» DATA ENTRIES:
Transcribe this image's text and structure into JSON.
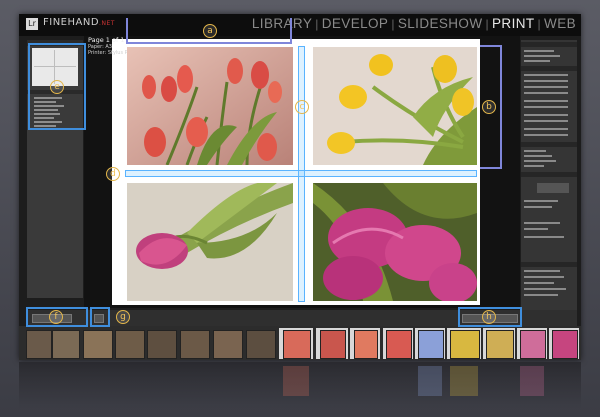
{
  "app": {
    "logo_mark": "Lr",
    "logo_text": "FINEHAND",
    "logo_suffix": ".NET"
  },
  "modules": [
    {
      "label": "LIBRARY",
      "active": false
    },
    {
      "label": "DEVELOP",
      "active": false
    },
    {
      "label": "SLIDESHOW",
      "active": false
    },
    {
      "label": "PRINT",
      "active": true
    },
    {
      "label": "WEB",
      "active": false
    }
  ],
  "page_info": {
    "page": "Page 1 of 1",
    "paper": "Paper: A3",
    "printer": "Printer: Stylus Pro 3800"
  },
  "callouts": [
    "a",
    "b",
    "c",
    "d",
    "e",
    "f",
    "g",
    "h"
  ],
  "colors": {
    "callout_border": "#3f8edd",
    "callout_badge": "#e3b64a",
    "active_module": "#e6e6e6"
  },
  "icons": {
    "flower_photos": "tulip-photo"
  }
}
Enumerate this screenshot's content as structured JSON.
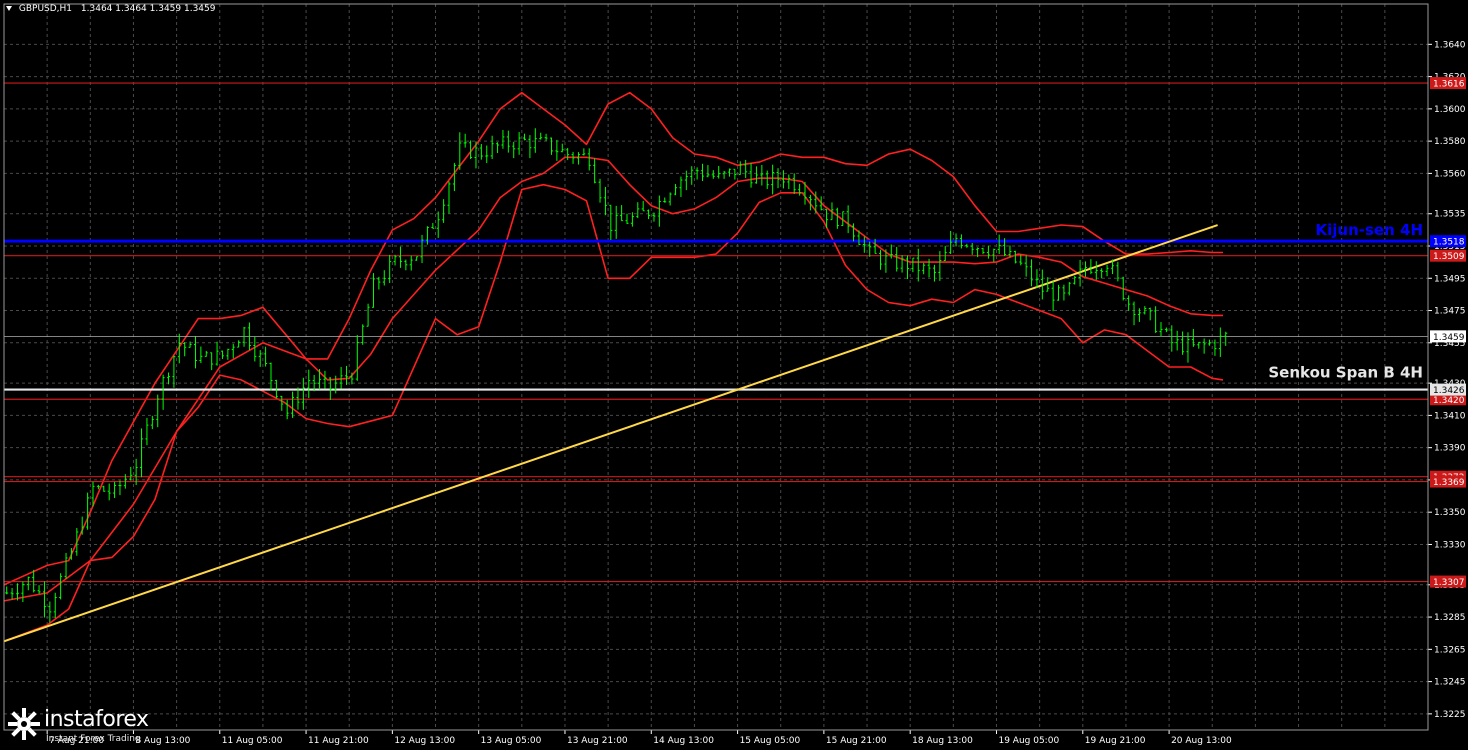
{
  "header": {
    "symbol": "GBPUSD,H1",
    "ohlc": "1.3464 1.3464 1.3459 1.3459"
  },
  "brand": {
    "name": "instaforex",
    "tagline": "Instant Forex Trading",
    "logo": "gear-star-icon"
  },
  "chart_data": {
    "type": "line",
    "instrument": "GBPUSD",
    "timeframe": "H1",
    "colors": {
      "background": "#000000",
      "grid": "#4a4a4a",
      "price": "#00ff00",
      "bollinger": "#ff2020",
      "level": "#cc1a1a",
      "kijun": "#0000ff",
      "senkou": "#e6e6e6",
      "trendline": "#ffd84a",
      "axis_text": "#ffffff"
    },
    "ylim": [
      1.3215,
      1.3665
    ],
    "y_ticks": [
      "1.3640",
      "1.3620",
      "1.3600",
      "1.3580",
      "1.3560",
      "1.3535",
      "1.3515",
      "1.3495",
      "1.3475",
      "1.3455",
      "1.3430",
      "1.3410",
      "1.3390",
      "1.3370",
      "1.3350",
      "1.3330",
      "1.3305",
      "1.3285",
      "1.3265",
      "1.3245",
      "1.3225"
    ],
    "x_ticks": [
      "7 Aug 21:00",
      "8 Aug 13:00",
      "11 Aug 05:00",
      "11 Aug 21:00",
      "12 Aug 13:00",
      "13 Aug 05:00",
      "13 Aug 21:00",
      "14 Aug 13:00",
      "15 Aug 05:00",
      "15 Aug 21:00",
      "18 Aug 13:00",
      "19 Aug 05:00",
      "19 Aug 21:00",
      "20 Aug 13:00"
    ],
    "x_tick_index": [
      8,
      24,
      40,
      56,
      72,
      88,
      104,
      120,
      136,
      152,
      168,
      184,
      200,
      216
    ],
    "x_count": 264,
    "levels": [
      {
        "value": 1.3616,
        "label": "1.3616",
        "kind": "support-resistance"
      },
      {
        "value": 1.3509,
        "label": "1.3509",
        "kind": "support-resistance"
      },
      {
        "value": 1.342,
        "label": "1.3420",
        "kind": "support-resistance"
      },
      {
        "value": 1.3372,
        "label": "1.3372",
        "kind": "support-resistance"
      },
      {
        "value": 1.3369,
        "label": "1.3369",
        "kind": "support-resistance"
      },
      {
        "value": 1.3307,
        "label": "1.3307",
        "kind": "support-resistance"
      }
    ],
    "kijun": {
      "value": 1.3518,
      "label": "1.3518",
      "name": "Kijun-sen 4H"
    },
    "senkou": {
      "value": 1.3426,
      "label": "1.3426",
      "name": "Senkou Span B 4H"
    },
    "current": {
      "value": 1.3459,
      "label": "1.3459"
    },
    "trendline": {
      "x": [
        0,
        225
      ],
      "y": [
        1.327,
        1.3528
      ]
    },
    "price": {
      "x": [
        0,
        4,
        8,
        12,
        16,
        20,
        24,
        28,
        32,
        36,
        40,
        44,
        48,
        52,
        56,
        60,
        64,
        68,
        72,
        76,
        80,
        84,
        88,
        92,
        96,
        100,
        104,
        108,
        112,
        116,
        120,
        124,
        128,
        132,
        136,
        140,
        144,
        148,
        152,
        156,
        160,
        164,
        168,
        172,
        176,
        180,
        184,
        188,
        192,
        196,
        200,
        204,
        208,
        212,
        216,
        220,
        224,
        226
      ],
      "y": [
        1.33,
        1.3308,
        1.3292,
        1.3325,
        1.3365,
        1.3362,
        1.338,
        1.3423,
        1.3455,
        1.3445,
        1.3447,
        1.3463,
        1.344,
        1.3412,
        1.3432,
        1.3427,
        1.3437,
        1.349,
        1.3505,
        1.351,
        1.3535,
        1.3575,
        1.3573,
        1.3578,
        1.358,
        1.3578,
        1.3572,
        1.357,
        1.3528,
        1.3532,
        1.3538,
        1.3555,
        1.3562,
        1.3557,
        1.3563,
        1.3555,
        1.3558,
        1.355,
        1.3535,
        1.353,
        1.351,
        1.3505,
        1.3503,
        1.3498,
        1.352,
        1.3515,
        1.3512,
        1.3503,
        1.3488,
        1.3483,
        1.3502,
        1.3505,
        1.348,
        1.347,
        1.3455,
        1.3452,
        1.3455,
        1.3459
      ]
    },
    "bb_upper": {
      "x": [
        0,
        8,
        12,
        16,
        20,
        28,
        36,
        40,
        44,
        48,
        56,
        60,
        64,
        68,
        72,
        76,
        80,
        88,
        92,
        96,
        100,
        104,
        108,
        112,
        116,
        120,
        124,
        128,
        132,
        136,
        140,
        144,
        148,
        152,
        156,
        160,
        164,
        168,
        172,
        176,
        180,
        184,
        188,
        192,
        196,
        200,
        204,
        208,
        212,
        216,
        220,
        224,
        226
      ],
      "y": [
        1.3305,
        1.3317,
        1.332,
        1.335,
        1.3382,
        1.343,
        1.347,
        1.347,
        1.3472,
        1.3477,
        1.3445,
        1.3445,
        1.347,
        1.35,
        1.3525,
        1.3532,
        1.3545,
        1.358,
        1.36,
        1.361,
        1.36,
        1.359,
        1.3578,
        1.3603,
        1.361,
        1.36,
        1.3582,
        1.3572,
        1.357,
        1.3565,
        1.3567,
        1.3572,
        1.357,
        1.357,
        1.3566,
        1.3565,
        1.3572,
        1.3575,
        1.3568,
        1.3558,
        1.354,
        1.3524,
        1.3524,
        1.3526,
        1.3528,
        1.3527,
        1.3518,
        1.351,
        1.351,
        1.3511,
        1.3512,
        1.3511,
        1.3511
      ]
    },
    "bb_middle": {
      "x": [
        0,
        8,
        16,
        24,
        32,
        40,
        48,
        52,
        56,
        60,
        64,
        68,
        72,
        76,
        80,
        88,
        92,
        96,
        100,
        104,
        108,
        112,
        116,
        120,
        124,
        128,
        132,
        136,
        140,
        144,
        148,
        152,
        156,
        160,
        164,
        168,
        172,
        176,
        180,
        184,
        188,
        192,
        196,
        200,
        204,
        208,
        212,
        216,
        220,
        224,
        226
      ],
      "y": [
        1.3295,
        1.33,
        1.332,
        1.3355,
        1.34,
        1.344,
        1.3455,
        1.345,
        1.3445,
        1.3432,
        1.3433,
        1.3448,
        1.347,
        1.3485,
        1.35,
        1.3525,
        1.3545,
        1.3555,
        1.356,
        1.357,
        1.357,
        1.3568,
        1.3553,
        1.354,
        1.3535,
        1.3538,
        1.3545,
        1.3555,
        1.3557,
        1.3557,
        1.3555,
        1.354,
        1.353,
        1.352,
        1.351,
        1.3505,
        1.3505,
        1.3505,
        1.3504,
        1.3505,
        1.351,
        1.3508,
        1.3505,
        1.3496,
        1.3492,
        1.3488,
        1.3484,
        1.3478,
        1.3473,
        1.3472,
        1.3472
      ]
    },
    "bb_lower": {
      "x": [
        0,
        8,
        12,
        16,
        20,
        24,
        28,
        32,
        36,
        40,
        44,
        48,
        52,
        56,
        60,
        64,
        72,
        80,
        84,
        88,
        92,
        96,
        100,
        104,
        108,
        112,
        116,
        120,
        124,
        128,
        132,
        136,
        140,
        144,
        148,
        152,
        156,
        160,
        164,
        168,
        172,
        176,
        180,
        184,
        188,
        192,
        196,
        200,
        204,
        208,
        212,
        216,
        220,
        224,
        226
      ],
      "y": [
        1.327,
        1.328,
        1.329,
        1.332,
        1.3322,
        1.3335,
        1.3358,
        1.34,
        1.3415,
        1.3435,
        1.3432,
        1.3425,
        1.3418,
        1.3408,
        1.3405,
        1.3403,
        1.341,
        1.347,
        1.346,
        1.3465,
        1.3505,
        1.355,
        1.3553,
        1.355,
        1.3543,
        1.3495,
        1.3495,
        1.3508,
        1.3508,
        1.3508,
        1.351,
        1.3523,
        1.3542,
        1.3548,
        1.3548,
        1.353,
        1.3503,
        1.3488,
        1.348,
        1.3478,
        1.3482,
        1.348,
        1.3488,
        1.3485,
        1.348,
        1.3475,
        1.347,
        1.3455,
        1.3463,
        1.346,
        1.345,
        1.344,
        1.344,
        1.3433,
        1.3432
      ]
    }
  }
}
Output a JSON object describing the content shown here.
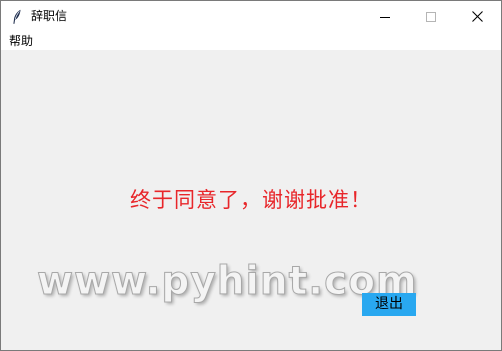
{
  "window": {
    "title": "辞职信",
    "controls": {
      "minimize_icon": "minimize-icon",
      "maximize_icon": "maximize-icon",
      "close_icon": "close-icon"
    }
  },
  "menubar": {
    "items": [
      {
        "label": "帮助"
      }
    ]
  },
  "main": {
    "message": "终于同意了，谢谢批准！",
    "message_color": "#e8262a",
    "watermark": "www.pyhint.com",
    "exit_button": {
      "label": "退出",
      "color": "#29a8f0"
    }
  },
  "colors": {
    "window_background": "#f0f0f0",
    "titlebar_background": "#ffffff"
  }
}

» WHAT YOU HAVE TO DO:
Search the lines above for the string "ffffff", then show every one that has it.

» ANSWER FOR THE TASK:
      "axis_text": "#ffffff"
    "titlebar_background": "#ffffff"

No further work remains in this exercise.